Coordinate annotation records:
━━━━━━━━━━━━━━━━━━━━
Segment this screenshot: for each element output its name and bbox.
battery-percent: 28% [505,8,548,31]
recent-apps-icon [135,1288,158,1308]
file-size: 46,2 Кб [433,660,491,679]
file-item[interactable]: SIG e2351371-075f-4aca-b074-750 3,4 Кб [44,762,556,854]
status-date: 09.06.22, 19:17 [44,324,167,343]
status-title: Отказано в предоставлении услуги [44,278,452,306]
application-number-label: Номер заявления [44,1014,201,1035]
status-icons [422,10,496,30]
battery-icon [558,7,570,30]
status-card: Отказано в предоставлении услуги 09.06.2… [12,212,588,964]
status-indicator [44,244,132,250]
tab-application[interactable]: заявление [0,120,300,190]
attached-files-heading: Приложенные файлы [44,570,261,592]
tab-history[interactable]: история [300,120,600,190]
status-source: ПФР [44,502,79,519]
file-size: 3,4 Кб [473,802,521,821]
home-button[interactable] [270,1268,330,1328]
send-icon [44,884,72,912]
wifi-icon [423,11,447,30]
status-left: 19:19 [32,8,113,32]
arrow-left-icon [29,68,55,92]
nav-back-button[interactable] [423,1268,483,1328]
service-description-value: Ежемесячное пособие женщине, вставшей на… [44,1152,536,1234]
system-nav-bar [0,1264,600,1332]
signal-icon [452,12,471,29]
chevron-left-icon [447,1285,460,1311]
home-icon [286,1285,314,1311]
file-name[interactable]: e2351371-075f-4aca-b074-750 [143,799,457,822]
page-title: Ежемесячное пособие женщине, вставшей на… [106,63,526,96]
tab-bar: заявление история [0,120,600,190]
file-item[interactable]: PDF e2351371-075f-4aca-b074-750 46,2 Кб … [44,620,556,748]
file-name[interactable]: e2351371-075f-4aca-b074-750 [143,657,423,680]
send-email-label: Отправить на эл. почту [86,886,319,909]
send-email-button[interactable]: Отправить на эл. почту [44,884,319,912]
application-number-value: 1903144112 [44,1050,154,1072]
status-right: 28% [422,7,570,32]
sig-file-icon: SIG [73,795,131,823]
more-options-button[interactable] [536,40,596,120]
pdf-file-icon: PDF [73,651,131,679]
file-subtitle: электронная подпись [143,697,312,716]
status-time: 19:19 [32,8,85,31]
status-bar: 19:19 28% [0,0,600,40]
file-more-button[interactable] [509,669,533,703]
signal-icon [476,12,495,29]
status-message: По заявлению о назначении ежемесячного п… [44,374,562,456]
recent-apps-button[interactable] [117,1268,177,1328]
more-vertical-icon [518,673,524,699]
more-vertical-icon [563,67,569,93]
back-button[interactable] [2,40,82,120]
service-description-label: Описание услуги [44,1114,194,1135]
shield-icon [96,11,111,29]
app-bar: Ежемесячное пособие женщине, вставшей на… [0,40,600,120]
━━━━━━━━━━━━━━━━━━━━
Problem to solve
Edit the records above so that every "file-item" becomes "file-row", and keep all other text the same.

Output of the task
Segment this screenshot: for each element output its name and bbox.
battery-percent: 28% [505,8,548,31]
recent-apps-icon [135,1288,158,1308]
file-size: 46,2 Кб [433,660,491,679]
file-row[interactable]: SIG e2351371-075f-4aca-b074-750 3,4 Кб [44,762,556,854]
status-date: 09.06.22, 19:17 [44,324,167,343]
status-title: Отказано в предоставлении услуги [44,278,452,306]
application-number-label: Номер заявления [44,1014,201,1035]
status-icons [422,10,496,30]
battery-icon [558,7,570,30]
status-card: Отказано в предоставлении услуги 09.06.2… [12,212,588,964]
status-indicator [44,244,132,250]
tab-application[interactable]: заявление [0,120,300,190]
attached-files-heading: Приложенные файлы [44,570,261,592]
tab-history[interactable]: история [300,120,600,190]
status-source: ПФР [44,502,79,519]
file-size: 3,4 Кб [473,802,521,821]
home-button[interactable] [270,1268,330,1328]
send-icon [44,884,72,912]
wifi-icon [423,11,447,30]
status-left: 19:19 [32,8,113,32]
arrow-left-icon [29,68,55,92]
nav-back-button[interactable] [423,1268,483,1328]
service-description-value: Ежемесячное пособие женщине, вставшей на… [44,1152,536,1234]
system-nav-bar [0,1264,600,1332]
signal-icon [452,12,471,29]
chevron-left-icon [447,1285,460,1311]
home-icon [286,1285,314,1311]
file-name[interactable]: e2351371-075f-4aca-b074-750 [143,799,457,822]
page-title: Ежемесячное пособие женщине, вставшей на… [106,63,526,96]
tab-bar: заявление история [0,120,600,190]
file-row[interactable]: PDF e2351371-075f-4aca-b074-750 46,2 Кб … [44,620,556,748]
file-name[interactable]: e2351371-075f-4aca-b074-750 [143,657,423,680]
send-email-label: Отправить на эл. почту [86,886,319,909]
send-email-button[interactable]: Отправить на эл. почту [44,884,319,912]
application-number-value: 1903144112 [44,1050,154,1072]
status-right: 28% [422,7,570,32]
sig-file-icon: SIG [73,795,131,823]
more-options-button[interactable] [536,40,596,120]
pdf-file-icon: PDF [73,651,131,679]
file-subtitle: электронная подпись [143,697,312,716]
status-time: 19:19 [32,8,85,31]
status-bar: 19:19 28% [0,0,600,40]
file-more-button[interactable] [509,669,533,703]
signal-icon [476,12,495,29]
status-message: По заявлению о назначении ежемесячного п… [44,374,562,456]
recent-apps-button[interactable] [117,1268,177,1328]
more-vertical-icon [518,673,524,699]
more-vertical-icon [563,67,569,93]
back-button[interactable] [2,40,82,120]
service-description-label: Описание услуги [44,1114,194,1135]
shield-icon [96,11,111,29]
app-bar: Ежемесячное пособие женщине, вставшей на… [0,40,600,120]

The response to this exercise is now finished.